◆ TASK PROMPT ◆
Search the listing for the string "Ricoverati". Copy every line that has it.

◆ SUPPLIED RECORDS ◆
══════════

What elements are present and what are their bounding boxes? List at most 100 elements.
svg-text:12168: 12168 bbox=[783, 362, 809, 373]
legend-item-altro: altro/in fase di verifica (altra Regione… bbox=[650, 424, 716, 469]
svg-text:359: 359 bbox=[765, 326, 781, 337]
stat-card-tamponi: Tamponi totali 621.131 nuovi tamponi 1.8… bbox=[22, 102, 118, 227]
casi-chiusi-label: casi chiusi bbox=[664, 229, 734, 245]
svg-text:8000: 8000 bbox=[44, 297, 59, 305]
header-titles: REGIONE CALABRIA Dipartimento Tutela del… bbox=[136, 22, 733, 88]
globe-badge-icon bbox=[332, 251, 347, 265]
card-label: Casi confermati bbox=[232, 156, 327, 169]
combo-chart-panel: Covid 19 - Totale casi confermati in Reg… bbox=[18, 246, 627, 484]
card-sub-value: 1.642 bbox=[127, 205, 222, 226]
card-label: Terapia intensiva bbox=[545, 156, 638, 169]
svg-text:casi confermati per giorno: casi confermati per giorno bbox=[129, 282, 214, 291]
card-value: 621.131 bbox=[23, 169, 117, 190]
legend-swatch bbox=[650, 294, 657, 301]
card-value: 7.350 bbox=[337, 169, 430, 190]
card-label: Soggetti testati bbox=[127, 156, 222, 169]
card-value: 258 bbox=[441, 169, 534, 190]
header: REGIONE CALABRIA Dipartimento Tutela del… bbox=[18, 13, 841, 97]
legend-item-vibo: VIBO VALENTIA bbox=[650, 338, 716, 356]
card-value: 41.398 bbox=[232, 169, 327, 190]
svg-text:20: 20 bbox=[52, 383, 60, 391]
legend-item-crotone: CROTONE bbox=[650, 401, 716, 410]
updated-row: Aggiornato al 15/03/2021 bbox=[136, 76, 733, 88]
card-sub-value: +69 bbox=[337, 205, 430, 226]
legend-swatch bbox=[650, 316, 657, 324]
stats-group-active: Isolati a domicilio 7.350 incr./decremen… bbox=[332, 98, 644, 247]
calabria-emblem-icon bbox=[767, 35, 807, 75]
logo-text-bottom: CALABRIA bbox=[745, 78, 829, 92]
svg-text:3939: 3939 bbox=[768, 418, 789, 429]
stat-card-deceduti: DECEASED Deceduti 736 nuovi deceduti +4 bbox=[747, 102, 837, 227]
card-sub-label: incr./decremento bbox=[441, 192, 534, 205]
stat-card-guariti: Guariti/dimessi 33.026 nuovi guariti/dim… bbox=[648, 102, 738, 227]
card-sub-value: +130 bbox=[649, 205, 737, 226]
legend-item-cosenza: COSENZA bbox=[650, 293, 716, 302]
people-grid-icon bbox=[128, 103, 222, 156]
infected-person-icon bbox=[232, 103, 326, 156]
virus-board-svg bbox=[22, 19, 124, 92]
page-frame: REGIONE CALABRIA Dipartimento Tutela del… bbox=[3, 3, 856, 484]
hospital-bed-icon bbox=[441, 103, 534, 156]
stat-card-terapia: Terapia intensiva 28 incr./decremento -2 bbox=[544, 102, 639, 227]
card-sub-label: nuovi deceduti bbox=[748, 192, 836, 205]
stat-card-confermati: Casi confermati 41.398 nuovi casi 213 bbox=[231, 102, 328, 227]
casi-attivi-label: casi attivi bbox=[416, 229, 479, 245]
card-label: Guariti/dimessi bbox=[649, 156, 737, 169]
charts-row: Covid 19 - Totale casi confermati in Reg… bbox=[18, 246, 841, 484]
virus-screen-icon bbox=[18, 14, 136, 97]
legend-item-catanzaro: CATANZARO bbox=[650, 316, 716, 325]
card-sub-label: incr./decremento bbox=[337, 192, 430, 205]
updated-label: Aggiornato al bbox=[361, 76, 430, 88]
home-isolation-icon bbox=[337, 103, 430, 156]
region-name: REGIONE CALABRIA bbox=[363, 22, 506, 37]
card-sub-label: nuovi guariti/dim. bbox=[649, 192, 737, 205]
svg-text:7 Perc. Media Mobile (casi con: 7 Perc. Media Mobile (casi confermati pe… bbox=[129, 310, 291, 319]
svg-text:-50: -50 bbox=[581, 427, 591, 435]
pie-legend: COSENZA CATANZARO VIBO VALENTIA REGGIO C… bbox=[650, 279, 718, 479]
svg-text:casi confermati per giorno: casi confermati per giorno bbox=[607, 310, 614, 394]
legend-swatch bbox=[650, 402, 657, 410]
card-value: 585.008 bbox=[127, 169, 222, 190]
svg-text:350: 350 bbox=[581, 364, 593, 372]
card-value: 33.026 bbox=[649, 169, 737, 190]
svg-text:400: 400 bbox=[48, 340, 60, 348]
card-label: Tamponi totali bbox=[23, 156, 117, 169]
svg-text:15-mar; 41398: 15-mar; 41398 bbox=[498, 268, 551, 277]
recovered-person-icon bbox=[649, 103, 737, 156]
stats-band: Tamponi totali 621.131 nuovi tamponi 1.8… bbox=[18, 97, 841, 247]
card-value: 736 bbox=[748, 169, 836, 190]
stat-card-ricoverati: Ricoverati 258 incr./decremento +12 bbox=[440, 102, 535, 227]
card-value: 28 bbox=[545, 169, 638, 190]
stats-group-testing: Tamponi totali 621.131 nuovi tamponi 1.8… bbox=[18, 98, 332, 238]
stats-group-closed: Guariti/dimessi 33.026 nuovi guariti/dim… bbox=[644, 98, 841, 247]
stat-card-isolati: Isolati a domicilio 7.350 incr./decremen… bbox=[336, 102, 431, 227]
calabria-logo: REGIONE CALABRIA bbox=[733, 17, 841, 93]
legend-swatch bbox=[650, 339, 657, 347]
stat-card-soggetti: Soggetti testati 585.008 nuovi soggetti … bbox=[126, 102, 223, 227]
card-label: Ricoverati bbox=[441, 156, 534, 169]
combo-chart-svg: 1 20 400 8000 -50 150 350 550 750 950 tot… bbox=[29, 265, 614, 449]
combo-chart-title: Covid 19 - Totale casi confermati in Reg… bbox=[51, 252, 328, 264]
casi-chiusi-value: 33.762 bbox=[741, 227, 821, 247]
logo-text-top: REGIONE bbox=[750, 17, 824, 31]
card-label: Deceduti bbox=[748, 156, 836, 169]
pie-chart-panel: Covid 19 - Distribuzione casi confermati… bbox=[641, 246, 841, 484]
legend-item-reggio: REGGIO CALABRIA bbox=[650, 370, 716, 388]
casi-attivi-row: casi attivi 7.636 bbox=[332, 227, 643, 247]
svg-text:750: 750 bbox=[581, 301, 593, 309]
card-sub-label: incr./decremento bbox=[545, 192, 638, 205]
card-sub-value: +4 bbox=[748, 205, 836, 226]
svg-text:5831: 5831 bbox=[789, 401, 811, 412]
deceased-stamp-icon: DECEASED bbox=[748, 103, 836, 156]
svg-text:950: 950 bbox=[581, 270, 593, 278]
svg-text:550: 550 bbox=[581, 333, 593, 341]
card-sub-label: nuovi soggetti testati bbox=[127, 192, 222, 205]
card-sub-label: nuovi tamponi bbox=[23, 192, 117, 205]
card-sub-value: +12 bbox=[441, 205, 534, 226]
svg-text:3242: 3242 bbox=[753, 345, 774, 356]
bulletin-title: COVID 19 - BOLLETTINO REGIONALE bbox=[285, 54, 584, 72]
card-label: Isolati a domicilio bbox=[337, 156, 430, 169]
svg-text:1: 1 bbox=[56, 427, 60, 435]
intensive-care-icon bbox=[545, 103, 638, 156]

══════════

◆ SOLUTION TO THIS TASK ◆
stat-card-ricoverati: Ricoverati 258 incr./decremento +12 bbox=[440, 102, 535, 227]
card-label: Ricoverati bbox=[441, 156, 534, 169]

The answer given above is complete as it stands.